(Box coordinate lines)
----

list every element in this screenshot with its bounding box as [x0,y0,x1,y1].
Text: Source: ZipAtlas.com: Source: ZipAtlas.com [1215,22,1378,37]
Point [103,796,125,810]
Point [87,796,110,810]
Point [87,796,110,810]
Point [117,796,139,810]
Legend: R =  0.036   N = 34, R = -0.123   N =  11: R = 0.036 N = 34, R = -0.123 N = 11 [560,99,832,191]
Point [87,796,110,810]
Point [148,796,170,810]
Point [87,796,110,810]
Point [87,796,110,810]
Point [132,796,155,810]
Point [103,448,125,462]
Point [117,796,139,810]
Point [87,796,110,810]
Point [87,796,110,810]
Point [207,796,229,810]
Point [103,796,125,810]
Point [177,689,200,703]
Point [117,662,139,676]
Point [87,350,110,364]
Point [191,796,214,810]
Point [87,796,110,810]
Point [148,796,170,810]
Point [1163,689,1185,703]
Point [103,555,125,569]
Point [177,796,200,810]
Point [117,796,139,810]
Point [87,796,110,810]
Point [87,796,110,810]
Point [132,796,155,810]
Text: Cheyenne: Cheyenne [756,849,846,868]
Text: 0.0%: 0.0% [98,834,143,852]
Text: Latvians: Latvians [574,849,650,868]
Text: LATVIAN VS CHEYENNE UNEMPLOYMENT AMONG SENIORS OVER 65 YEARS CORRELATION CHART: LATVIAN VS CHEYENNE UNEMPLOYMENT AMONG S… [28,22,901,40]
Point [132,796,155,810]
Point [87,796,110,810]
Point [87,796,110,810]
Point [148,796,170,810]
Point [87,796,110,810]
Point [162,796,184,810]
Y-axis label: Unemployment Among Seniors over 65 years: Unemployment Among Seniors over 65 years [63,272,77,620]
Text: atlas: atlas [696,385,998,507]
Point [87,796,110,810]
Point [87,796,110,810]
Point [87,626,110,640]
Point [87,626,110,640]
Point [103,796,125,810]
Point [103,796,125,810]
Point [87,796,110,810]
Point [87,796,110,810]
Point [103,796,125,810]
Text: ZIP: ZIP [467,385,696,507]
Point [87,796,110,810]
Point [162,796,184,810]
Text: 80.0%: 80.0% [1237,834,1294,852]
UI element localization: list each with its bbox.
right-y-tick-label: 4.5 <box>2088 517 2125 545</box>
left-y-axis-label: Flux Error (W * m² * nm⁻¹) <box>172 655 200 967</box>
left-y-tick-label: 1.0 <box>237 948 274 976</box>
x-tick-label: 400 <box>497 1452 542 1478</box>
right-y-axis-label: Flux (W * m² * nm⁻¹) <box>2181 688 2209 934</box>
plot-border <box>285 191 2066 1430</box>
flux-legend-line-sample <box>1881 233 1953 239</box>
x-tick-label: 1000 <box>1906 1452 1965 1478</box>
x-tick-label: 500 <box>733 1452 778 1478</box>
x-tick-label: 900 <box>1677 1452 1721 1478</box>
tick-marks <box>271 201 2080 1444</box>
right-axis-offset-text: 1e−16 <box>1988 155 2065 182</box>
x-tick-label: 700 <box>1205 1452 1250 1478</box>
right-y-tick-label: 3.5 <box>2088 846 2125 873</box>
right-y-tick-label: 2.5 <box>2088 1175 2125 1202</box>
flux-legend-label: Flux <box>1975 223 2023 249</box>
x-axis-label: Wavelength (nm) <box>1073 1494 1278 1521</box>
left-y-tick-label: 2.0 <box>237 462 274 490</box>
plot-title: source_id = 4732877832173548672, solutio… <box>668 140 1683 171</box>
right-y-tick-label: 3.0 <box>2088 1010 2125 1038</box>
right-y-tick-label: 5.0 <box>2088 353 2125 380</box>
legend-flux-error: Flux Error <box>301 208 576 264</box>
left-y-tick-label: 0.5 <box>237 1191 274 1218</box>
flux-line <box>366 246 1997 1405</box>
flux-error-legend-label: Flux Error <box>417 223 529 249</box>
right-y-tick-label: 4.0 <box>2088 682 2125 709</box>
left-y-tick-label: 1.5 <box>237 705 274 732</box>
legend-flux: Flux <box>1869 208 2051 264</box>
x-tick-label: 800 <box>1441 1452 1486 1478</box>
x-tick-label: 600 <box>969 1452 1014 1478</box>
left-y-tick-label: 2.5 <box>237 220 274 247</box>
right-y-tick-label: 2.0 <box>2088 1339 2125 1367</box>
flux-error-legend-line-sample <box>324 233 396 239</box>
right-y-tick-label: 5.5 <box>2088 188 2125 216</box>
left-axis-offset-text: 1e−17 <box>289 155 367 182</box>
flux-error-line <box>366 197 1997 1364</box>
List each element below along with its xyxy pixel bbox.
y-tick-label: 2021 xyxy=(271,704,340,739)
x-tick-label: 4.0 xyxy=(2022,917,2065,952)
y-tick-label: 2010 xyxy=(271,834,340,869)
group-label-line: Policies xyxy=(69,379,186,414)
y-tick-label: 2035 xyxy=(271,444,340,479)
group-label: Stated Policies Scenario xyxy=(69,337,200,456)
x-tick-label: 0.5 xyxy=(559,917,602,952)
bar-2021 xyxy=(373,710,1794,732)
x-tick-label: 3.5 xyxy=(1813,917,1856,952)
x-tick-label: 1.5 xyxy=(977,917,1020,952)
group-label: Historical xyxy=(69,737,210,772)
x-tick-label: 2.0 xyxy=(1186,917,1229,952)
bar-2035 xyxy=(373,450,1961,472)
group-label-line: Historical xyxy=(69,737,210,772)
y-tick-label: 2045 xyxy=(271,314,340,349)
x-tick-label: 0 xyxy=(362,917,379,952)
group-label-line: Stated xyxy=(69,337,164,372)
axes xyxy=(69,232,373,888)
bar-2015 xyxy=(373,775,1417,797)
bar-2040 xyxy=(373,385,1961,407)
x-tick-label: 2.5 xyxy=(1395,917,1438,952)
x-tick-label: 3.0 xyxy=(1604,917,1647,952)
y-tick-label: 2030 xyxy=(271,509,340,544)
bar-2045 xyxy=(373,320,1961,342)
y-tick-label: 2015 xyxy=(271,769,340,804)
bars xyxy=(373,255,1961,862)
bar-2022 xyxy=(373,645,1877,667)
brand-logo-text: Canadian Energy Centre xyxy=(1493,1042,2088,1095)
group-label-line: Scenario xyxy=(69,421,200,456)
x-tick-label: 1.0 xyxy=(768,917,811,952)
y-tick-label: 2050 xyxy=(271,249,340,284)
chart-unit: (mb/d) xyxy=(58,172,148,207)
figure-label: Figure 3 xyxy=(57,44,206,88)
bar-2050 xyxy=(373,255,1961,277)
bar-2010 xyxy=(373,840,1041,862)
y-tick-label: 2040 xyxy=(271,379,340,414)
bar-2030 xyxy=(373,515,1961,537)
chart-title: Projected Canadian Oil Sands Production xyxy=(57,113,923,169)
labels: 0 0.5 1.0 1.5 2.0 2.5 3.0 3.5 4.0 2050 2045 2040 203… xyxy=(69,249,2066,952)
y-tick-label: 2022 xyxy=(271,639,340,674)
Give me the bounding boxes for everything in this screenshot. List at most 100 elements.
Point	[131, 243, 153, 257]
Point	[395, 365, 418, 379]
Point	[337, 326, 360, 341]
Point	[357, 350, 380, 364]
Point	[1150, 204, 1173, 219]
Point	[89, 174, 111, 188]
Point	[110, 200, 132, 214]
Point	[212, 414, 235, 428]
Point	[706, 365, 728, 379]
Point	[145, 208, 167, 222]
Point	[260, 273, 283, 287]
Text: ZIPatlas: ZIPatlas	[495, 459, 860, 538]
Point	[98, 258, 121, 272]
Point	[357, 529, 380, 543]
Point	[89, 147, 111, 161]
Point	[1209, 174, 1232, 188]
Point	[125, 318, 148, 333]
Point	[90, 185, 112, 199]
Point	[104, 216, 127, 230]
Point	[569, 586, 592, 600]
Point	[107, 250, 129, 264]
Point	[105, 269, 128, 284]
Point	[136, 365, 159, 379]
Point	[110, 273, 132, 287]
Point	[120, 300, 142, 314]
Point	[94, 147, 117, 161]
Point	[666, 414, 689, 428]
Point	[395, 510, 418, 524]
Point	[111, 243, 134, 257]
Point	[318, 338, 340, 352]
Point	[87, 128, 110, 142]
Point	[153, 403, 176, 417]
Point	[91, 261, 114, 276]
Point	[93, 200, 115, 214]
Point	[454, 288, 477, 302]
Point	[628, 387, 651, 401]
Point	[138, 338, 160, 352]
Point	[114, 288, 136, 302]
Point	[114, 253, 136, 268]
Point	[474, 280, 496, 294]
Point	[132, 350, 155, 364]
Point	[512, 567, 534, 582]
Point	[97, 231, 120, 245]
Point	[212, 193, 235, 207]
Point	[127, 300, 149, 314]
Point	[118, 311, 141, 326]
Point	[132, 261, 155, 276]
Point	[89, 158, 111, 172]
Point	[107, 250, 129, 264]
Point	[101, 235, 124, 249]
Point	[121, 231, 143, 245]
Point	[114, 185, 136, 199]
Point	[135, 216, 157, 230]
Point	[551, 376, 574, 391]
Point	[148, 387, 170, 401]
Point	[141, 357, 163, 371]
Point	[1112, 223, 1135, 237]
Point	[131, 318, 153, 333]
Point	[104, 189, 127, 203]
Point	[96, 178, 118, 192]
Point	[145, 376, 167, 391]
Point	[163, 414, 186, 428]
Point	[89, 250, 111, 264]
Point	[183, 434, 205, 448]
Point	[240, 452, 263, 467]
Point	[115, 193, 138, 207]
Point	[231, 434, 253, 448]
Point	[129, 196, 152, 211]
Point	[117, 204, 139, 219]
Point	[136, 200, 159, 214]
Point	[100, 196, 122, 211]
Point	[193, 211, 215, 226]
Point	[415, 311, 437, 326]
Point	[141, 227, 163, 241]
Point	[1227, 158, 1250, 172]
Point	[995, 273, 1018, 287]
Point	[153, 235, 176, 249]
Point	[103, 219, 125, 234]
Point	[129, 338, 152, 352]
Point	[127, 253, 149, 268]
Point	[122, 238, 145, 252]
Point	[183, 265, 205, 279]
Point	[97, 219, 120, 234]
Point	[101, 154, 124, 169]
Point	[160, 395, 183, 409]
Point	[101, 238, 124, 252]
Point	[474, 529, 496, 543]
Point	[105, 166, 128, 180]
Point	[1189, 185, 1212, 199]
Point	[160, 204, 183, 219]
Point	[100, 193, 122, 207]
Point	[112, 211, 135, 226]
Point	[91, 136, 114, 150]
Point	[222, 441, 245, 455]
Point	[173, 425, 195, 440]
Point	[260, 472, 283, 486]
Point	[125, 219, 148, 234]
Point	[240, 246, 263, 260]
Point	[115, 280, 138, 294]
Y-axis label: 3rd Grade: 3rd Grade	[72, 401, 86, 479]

----

YOUR INSTRUCTIONS
Copy out the lines again verbatim, beginning with the first line and continuing through the line that contains "Point [207,796,229,810]".

THE ANSWER
list every element in this screenshot with its bounding box as [x0,y0,x1,y1].
Text: Source: ZipAtlas.com: Source: ZipAtlas.com [1215,22,1378,37]
Point [103,796,125,810]
Point [87,796,110,810]
Point [87,796,110,810]
Point [117,796,139,810]
Legend: R =  0.036   N = 34, R = -0.123   N =  11: R = 0.036 N = 34, R = -0.123 N = 11 [560,99,832,191]
Point [87,796,110,810]
Point [148,796,170,810]
Point [87,796,110,810]
Point [87,796,110,810]
Point [132,796,155,810]
Point [103,448,125,462]
Point [117,796,139,810]
Point [87,796,110,810]
Point [87,796,110,810]
Point [207,796,229,810]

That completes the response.